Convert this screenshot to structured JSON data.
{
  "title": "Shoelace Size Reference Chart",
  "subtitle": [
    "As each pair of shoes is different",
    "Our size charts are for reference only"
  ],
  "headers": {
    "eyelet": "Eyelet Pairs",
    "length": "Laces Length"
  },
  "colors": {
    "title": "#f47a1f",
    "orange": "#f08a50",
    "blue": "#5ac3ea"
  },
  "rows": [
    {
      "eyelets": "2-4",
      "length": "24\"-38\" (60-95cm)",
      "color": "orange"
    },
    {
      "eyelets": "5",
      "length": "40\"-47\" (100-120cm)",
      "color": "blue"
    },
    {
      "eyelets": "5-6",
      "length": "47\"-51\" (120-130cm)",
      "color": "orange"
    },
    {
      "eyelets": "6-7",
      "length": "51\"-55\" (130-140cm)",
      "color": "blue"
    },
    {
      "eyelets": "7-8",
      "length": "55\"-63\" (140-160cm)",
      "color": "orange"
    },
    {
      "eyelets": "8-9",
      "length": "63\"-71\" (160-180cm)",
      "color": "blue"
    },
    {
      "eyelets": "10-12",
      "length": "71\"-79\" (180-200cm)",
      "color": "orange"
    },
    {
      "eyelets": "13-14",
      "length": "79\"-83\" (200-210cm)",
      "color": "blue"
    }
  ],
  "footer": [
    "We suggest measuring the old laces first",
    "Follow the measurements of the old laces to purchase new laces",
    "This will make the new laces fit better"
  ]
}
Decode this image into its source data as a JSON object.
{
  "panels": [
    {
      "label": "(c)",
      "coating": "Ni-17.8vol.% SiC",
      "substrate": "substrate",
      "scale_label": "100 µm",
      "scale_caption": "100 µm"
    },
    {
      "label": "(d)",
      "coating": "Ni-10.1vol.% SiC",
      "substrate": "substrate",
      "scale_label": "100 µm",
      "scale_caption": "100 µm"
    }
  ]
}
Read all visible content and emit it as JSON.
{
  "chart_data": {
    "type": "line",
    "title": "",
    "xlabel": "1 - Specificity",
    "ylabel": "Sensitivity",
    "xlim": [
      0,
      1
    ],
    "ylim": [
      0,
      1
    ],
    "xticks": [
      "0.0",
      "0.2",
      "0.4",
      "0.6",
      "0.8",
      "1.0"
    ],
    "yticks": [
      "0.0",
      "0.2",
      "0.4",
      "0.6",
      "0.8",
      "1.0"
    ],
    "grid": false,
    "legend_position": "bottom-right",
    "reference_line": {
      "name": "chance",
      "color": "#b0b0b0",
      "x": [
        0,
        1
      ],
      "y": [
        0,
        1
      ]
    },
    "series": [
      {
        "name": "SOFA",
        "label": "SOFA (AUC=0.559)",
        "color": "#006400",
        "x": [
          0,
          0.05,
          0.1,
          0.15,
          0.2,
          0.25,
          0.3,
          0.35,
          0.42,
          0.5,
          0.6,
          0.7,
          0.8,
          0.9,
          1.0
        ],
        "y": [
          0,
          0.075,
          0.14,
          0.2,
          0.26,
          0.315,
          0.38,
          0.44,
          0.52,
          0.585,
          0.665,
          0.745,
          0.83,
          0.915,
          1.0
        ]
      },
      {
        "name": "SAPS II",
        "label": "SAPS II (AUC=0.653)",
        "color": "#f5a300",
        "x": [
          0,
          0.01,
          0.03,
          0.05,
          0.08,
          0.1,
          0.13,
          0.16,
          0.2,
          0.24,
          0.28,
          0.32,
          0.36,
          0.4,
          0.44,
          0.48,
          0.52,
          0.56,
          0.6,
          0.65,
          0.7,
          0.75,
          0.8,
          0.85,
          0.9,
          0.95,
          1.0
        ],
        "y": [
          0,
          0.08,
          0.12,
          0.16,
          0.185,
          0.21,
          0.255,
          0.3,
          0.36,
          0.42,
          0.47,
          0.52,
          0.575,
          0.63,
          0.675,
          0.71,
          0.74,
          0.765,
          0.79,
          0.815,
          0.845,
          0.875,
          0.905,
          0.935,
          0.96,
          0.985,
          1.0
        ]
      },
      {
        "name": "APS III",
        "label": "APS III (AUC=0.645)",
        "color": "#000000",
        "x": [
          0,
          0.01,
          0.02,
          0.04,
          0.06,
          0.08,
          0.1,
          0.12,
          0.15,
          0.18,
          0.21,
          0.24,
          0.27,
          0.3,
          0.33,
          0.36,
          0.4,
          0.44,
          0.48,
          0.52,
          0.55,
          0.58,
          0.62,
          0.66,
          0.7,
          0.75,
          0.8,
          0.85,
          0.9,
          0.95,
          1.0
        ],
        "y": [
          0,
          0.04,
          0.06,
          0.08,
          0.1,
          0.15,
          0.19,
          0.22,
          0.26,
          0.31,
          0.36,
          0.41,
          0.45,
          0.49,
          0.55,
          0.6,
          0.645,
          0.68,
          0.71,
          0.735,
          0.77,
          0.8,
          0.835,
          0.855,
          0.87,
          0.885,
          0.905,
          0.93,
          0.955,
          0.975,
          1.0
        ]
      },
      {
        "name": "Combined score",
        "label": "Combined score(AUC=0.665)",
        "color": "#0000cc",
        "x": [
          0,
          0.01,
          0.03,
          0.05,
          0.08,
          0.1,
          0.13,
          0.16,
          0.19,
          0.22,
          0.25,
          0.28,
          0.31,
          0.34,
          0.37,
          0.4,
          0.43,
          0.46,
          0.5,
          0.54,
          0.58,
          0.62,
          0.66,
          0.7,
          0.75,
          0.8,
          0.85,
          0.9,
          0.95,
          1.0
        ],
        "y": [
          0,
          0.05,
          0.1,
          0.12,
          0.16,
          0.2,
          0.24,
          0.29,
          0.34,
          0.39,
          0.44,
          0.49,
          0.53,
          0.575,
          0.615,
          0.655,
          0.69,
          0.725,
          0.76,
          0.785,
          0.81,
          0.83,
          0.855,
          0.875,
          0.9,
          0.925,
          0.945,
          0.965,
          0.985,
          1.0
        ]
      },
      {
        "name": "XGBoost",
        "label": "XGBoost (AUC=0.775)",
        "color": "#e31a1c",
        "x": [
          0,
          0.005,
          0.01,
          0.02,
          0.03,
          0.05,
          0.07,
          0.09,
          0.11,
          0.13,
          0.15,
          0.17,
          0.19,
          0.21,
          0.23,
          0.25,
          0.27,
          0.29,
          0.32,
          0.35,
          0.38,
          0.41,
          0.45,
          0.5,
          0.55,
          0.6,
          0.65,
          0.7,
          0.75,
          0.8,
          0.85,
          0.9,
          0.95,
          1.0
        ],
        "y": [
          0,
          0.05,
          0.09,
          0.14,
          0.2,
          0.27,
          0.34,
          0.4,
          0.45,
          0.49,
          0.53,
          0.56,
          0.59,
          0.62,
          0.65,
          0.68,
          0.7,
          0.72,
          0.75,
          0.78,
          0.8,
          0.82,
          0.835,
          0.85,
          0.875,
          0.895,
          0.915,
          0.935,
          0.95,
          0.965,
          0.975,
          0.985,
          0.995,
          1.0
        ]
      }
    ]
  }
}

#### [INSTRUCTION]
Restate the listing above word for word.

#### [COMPLETED TASK]
Convert this screenshot to structured JSON data.
{
  "title": "Shoelace Size Reference Chart",
  "subtitle": [
    "As each pair of shoes is different",
    "Our size charts are for reference only"
  ],
  "headers": {
    "eyelet": "Eyelet Pairs",
    "length": "Laces Length"
  },
  "colors": {
    "title": "#f47a1f",
    "orange": "#f08a50",
    "blue": "#5ac3ea"
  },
  "rows": [
    {
      "eyelets": "2-4",
      "length": "24\"-38\" (60-95cm)",
      "color": "orange"
    },
    {
      "eyelets": "5",
      "length": "40\"-47\" (100-120cm)",
      "color": "blue"
    },
    {
      "eyelets": "5-6",
      "length": "47\"-51\" (120-130cm)",
      "color": "orange"
    },
    {
      "eyelets": "6-7",
      "length": "51\"-55\" (130-140cm)",
      "color": "blue"
    },
    {
      "eyelets": "7-8",
      "length": "55\"-63\" (140-160cm)",
      "color": "orange"
    },
    {
      "eyelets": "8-9",
      "length": "63\"-71\" (160-180cm)",
      "color": "blue"
    },
    {
      "eyelets": "10-12",
      "length": "71\"-79\" (180-200cm)",
      "color": "orange"
    },
    {
      "eyelets": "13-14",
      "length": "79\"-83\" (200-210cm)",
      "color": "blue"
    }
  ],
  "footer": [
    "We suggest measuring the old laces first",
    "Follow the measurements of the old laces to purchase new laces",
    "This will make the new laces fit better"
  ]
}
Decode this image into its source data as a JSON object.
{
  "panels": [
    {
      "label": "(c)",
      "coating": "Ni-17.8vol.% SiC",
      "substrate": "substrate",
      "scale_label": "100 µm",
      "scale_caption": "100 µm"
    },
    {
      "label": "(d)",
      "coating": "Ni-10.1vol.% SiC",
      "substrate": "substrate",
      "scale_label": "100 µm",
      "scale_caption": "100 µm"
    }
  ]
}
Read all visible content and emit it as JSON.
{
  "chart_data": {
    "type": "line",
    "title": "",
    "xlabel": "1 - Specificity",
    "ylabel": "Sensitivity",
    "xlim": [
      0,
      1
    ],
    "ylim": [
      0,
      1
    ],
    "xticks": [
      "0.0",
      "0.2",
      "0.4",
      "0.6",
      "0.8",
      "1.0"
    ],
    "yticks": [
      "0.0",
      "0.2",
      "0.4",
      "0.6",
      "0.8",
      "1.0"
    ],
    "grid": false,
    "legend_position": "bottom-right",
    "reference_line": {
      "name": "chance",
      "color": "#b0b0b0",
      "x": [
        0,
        1
      ],
      "y": [
        0,
        1
      ]
    },
    "series": [
      {
        "name": "SOFA",
        "label": "SOFA (AUC=0.559)",
        "color": "#006400",
        "x": [
          0,
          0.05,
          0.1,
          0.15,
          0.2,
          0.25,
          0.3,
          0.35,
          0.42,
          0.5,
          0.6,
          0.7,
          0.8,
          0.9,
          1.0
        ],
        "y": [
          0,
          0.075,
          0.14,
          0.2,
          0.26,
          0.315,
          0.38,
          0.44,
          0.52,
          0.585,
          0.665,
          0.745,
          0.83,
          0.915,
          1.0
        ]
      },
      {
        "name": "SAPS II",
        "label": "SAPS II (AUC=0.653)",
        "color": "#f5a300",
        "x": [
          0,
          0.01,
          0.03,
          0.05,
          0.08,
          0.1,
          0.13,
          0.16,
          0.2,
          0.24,
          0.28,
          0.32,
          0.36,
          0.4,
          0.44,
          0.48,
          0.52,
          0.56,
          0.6,
          0.65,
          0.7,
          0.75,
          0.8,
          0.85,
          0.9,
          0.95,
          1.0
        ],
        "y": [
          0,
          0.08,
          0.12,
          0.16,
          0.185,
          0.21,
          0.255,
          0.3,
          0.36,
          0.42,
          0.47,
          0.52,
          0.575,
          0.63,
          0.675,
          0.71,
          0.74,
          0.765,
          0.79,
          0.815,
          0.845,
          0.875,
          0.905,
          0.935,
          0.96,
          0.985,
          1.0
        ]
      },
      {
        "name": "APS III",
        "label": "APS III (AUC=0.645)",
        "color": "#000000",
        "x": [
          0,
          0.01,
          0.02,
          0.04,
          0.06,
          0.08,
          0.1,
          0.12,
          0.15,
          0.18,
          0.21,
          0.24,
          0.27,
          0.3,
          0.33,
          0.36,
          0.4,
          0.44,
          0.48,
          0.52,
          0.55,
          0.58,
          0.62,
          0.66,
          0.7,
          0.75,
          0.8,
          0.85,
          0.9,
          0.95,
          1.0
        ],
        "y": [
          0,
          0.04,
          0.06,
          0.08,
          0.1,
          0.15,
          0.19,
          0.22,
          0.26,
          0.31,
          0.36,
          0.41,
          0.45,
          0.49,
          0.55,
          0.6,
          0.645,
          0.68,
          0.71,
          0.735,
          0.77,
          0.8,
          0.835,
          0.855,
          0.87,
          0.885,
          0.905,
          0.93,
          0.955,
          0.975,
          1.0
        ]
      },
      {
        "name": "Combined score",
        "label": "Combined score(AUC=0.665)",
        "color": "#0000cc",
        "x": [
          0,
          0.01,
          0.03,
          0.05,
          0.08,
          0.1,
          0.13,
          0.16,
          0.19,
          0.22,
          0.25,
          0.28,
          0.31,
          0.34,
          0.37,
          0.4,
          0.43,
          0.46,
          0.5,
          0.54,
          0.58,
          0.62,
          0.66,
          0.7,
          0.75,
          0.8,
          0.85,
          0.9,
          0.95,
          1.0
        ],
        "y": [
          0,
          0.05,
          0.1,
          0.12,
          0.16,
          0.2,
          0.24,
          0.29,
          0.34,
          0.39,
          0.44,
          0.49,
          0.53,
          0.575,
          0.615,
          0.655,
          0.69,
          0.725,
          0.76,
          0.785,
          0.81,
          0.83,
          0.855,
          0.875,
          0.9,
          0.925,
          0.945,
          0.965,
          0.985,
          1.0
        ]
      },
      {
        "name": "XGBoost",
        "label": "XGBoost (AUC=0.775)",
        "color": "#e31a1c",
        "x": [
          0,
          0.005,
          0.01,
          0.02,
          0.03,
          0.05,
          0.07,
          0.09,
          0.11,
          0.13,
          0.15,
          0.17,
          0.19,
          0.21,
          0.23,
          0.25,
          0.27,
          0.29,
          0.32,
          0.35,
          0.38,
          0.41,
          0.45,
          0.5,
          0.55,
          0.6,
          0.65,
          0.7,
          0.75,
          0.8,
          0.85,
          0.9,
          0.95,
          1.0
        ],
        "y": [
          0,
          0.05,
          0.09,
          0.14,
          0.2,
          0.27,
          0.34,
          0.4,
          0.45,
          0.49,
          0.53,
          0.56,
          0.59,
          0.62,
          0.65,
          0.68,
          0.7,
          0.72,
          0.75,
          0.78,
          0.8,
          0.82,
          0.835,
          0.85,
          0.875,
          0.895,
          0.915,
          0.935,
          0.95,
          0.965,
          0.975,
          0.985,
          0.995,
          1.0
        ]
      }
    ]
  }
}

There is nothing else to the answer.